CONSIGNES:
[a] Dans le texte source sur Coriolan et la crise de Rome, quel sénateur joue le rôle de médiateur ?
[b] Reprenez le texte source sur Coriolan et la crise de Rome à partir de l’endroit où il s’arrête.

TEXTE SOURCE:
═══

  • La lutte des classes. Un spectre hante Rome : le spectre de la guerre civile. À l’arrogance des patriciens tout puissants s’oppose le ressentiment des plébéiens sans droits. Contre cette noblesse qui l’opprime, le peuple finit par s’insurger. Le conflit se cristallise entre les tribuns, tout juste institués pour défendre la plèbe, et Coriolan, patricien extrêmiste, général héroïque et, bientôt, consul élu.
  • La crise perpétuelle. Ballotée par des forces centrifuges, écartelée entre des options politiques concurrentes, la république souffre d’une instabilité permanente : révolte populaire, révolution sociale, compromis réformiste, paternalisme conservateur, répression militaire, délégation tribunicienne, union sacrée vite évanouie… Tout est possible – surtout le pire.
  • Le pire régime. Rome oscille entre trois régimes décadents : une démocratie rêvée (souveraineté du peuple) qui vire à la démagogie (domination des tribuns); une aristocratie effective (primat du sénat) mâtinée d’oligarchie militaire (suprématie des généraux); une pente tyrannique (ascension de Coriolan) qui rappelle la monarchie exécrée (expulsion des rois vingt ans auparavant).
  • Un bestiaire fratricide. “Rome et ses rats vont se livrer bataille”. De Rome, mère affligée, les monstres déchirent le sein : hydre démocratique aux mille têtes, loups aristocratiques chassant en meute disparate, et tigre tyrannique dont les blessures aiguisent la fureur. Tous descendent en droite ligne du couple originel fratricide – Romulus et Rémus, fils de la Louve.
  • La dissension infinie. Une Cité, deux classes, trois régimes… et mille factions. Contradictions et divergences travaillent chaque clan, et même chaque groupe : généraux (factieux vs légitimistes), sénateurs (modérés vs radicaux), citoyens (révolutionnaires vs réformistes), familles (mère abusive vs fils indigne).
  • La corruption fatale. Sénateur “ami du peuple” s’évertuant à concilier les contraires, le médiateur Ménénius vise une impossible concorde civile. Par ses ondoiements et revirements incessants, il exprime les inévitables compromis et compromissions de la démocratie, par essence toujours frustrante, défaillante, imparfaite – introuvable.
═══
Données de compréhension de documents:

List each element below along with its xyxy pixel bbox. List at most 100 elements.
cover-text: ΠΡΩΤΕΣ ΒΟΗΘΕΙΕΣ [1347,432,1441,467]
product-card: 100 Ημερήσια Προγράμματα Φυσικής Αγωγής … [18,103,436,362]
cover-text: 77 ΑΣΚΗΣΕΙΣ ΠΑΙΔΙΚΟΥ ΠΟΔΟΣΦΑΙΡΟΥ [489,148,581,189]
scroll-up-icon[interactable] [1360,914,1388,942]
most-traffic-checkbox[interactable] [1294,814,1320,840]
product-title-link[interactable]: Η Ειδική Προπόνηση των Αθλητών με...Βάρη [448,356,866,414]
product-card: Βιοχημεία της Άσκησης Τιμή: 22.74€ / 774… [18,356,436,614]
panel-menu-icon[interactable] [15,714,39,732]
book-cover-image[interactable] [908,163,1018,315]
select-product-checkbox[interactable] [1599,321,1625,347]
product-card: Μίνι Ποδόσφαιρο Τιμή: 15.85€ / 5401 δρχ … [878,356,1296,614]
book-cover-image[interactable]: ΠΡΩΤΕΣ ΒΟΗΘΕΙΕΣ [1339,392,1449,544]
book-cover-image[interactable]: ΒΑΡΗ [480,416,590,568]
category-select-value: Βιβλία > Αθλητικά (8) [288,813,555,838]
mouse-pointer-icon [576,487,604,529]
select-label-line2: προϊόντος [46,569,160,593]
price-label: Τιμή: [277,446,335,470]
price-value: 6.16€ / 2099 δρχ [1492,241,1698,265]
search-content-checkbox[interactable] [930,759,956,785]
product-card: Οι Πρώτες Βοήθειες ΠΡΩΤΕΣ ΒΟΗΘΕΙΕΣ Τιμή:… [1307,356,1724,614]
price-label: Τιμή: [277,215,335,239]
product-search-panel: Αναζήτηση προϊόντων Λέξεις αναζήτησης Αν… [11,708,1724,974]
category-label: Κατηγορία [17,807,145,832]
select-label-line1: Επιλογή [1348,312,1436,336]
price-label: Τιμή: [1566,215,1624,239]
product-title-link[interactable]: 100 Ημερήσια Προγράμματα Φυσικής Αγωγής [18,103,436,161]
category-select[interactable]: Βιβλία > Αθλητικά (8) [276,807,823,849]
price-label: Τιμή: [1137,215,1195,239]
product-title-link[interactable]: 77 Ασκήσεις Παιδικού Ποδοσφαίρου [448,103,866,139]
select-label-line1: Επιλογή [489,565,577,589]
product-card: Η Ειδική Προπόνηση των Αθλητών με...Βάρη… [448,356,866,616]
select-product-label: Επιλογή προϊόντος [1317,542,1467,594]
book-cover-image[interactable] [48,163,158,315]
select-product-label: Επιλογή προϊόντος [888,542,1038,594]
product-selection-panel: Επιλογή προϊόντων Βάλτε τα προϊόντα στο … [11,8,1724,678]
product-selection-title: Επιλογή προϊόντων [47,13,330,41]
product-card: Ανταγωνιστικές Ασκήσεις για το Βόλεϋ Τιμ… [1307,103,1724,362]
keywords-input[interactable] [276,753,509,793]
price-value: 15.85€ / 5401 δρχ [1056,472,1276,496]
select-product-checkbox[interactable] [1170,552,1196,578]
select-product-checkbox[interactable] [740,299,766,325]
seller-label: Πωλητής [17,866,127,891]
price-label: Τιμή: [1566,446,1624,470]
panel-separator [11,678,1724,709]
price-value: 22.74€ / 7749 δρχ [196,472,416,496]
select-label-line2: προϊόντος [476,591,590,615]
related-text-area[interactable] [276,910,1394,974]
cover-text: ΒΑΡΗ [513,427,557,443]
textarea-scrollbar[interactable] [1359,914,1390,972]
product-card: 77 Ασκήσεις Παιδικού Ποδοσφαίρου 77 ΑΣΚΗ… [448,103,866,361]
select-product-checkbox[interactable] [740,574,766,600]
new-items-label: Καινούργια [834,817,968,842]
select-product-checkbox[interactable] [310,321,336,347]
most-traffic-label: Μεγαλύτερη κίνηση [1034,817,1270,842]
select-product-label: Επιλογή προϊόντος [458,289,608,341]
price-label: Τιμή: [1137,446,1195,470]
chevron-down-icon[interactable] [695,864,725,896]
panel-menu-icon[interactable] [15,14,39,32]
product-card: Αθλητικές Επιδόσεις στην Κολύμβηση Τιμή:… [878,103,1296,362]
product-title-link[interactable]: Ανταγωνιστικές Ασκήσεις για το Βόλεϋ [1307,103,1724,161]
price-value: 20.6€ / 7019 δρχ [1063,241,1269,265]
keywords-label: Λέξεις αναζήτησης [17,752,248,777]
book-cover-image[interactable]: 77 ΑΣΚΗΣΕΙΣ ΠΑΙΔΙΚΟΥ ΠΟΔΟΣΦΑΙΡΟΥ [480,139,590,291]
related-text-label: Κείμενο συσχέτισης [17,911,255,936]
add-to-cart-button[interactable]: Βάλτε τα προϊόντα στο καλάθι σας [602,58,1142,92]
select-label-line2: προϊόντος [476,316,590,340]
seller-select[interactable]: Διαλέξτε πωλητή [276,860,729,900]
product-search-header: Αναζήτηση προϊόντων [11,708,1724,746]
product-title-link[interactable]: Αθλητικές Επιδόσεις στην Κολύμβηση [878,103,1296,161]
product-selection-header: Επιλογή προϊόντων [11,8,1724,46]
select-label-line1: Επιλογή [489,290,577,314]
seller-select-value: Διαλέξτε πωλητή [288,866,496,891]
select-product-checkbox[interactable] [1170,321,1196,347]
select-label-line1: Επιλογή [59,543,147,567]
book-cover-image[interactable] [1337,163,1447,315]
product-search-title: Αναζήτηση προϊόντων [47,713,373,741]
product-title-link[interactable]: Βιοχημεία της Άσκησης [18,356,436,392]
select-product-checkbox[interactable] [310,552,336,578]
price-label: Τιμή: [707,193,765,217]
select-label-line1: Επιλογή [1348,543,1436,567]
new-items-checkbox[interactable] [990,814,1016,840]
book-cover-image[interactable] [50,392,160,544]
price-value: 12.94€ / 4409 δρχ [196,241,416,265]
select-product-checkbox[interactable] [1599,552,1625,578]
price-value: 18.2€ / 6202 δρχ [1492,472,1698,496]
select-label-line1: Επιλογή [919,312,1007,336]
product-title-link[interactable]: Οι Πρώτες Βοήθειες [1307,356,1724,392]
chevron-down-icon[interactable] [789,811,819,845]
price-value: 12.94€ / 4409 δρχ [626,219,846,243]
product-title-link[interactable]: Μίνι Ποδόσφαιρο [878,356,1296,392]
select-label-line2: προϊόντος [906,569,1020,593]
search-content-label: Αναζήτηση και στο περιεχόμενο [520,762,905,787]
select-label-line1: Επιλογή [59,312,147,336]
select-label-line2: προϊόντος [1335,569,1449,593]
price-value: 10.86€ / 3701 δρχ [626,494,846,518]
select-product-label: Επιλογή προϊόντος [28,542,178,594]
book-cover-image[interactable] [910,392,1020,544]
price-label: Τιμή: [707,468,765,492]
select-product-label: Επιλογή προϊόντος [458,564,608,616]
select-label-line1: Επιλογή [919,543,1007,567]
═══
RÉPONSES ORDONNÉES:
[a] Ménénius.

[b]
  • Le salut par l’impérialisme. Là comme ailleurs, “la guerre [extérieure], c’est la paix [intérieure].” (Orwell) Seule la menace étrangère impose l’unité nationale : face à l’invasion volsque, la survie romaine exige la mobilisation générale. Matrice cannibale de l’empire à venir, peuple en fusion dès l’origine, Rome écrase son ennemi avant de l’absorber.
  • L’expulsion du héros. Cette république qui se nourrit de conquêtes pousse l’ingratitude à bannir ses conquistadors. Le sauveur de la Cité déchoit, de l’élection à l’éviction. Bien que héros consacré par la patrie et consul légitimé par l’élection, Coriolan est chassé par le peuple, dans le silence complice d’une noblesse peut-être également soulagée d’évincer ce tyran militaire en puissance. Ce sacrifice du bouc émissaire favorise une réconciliation de façade entre factions.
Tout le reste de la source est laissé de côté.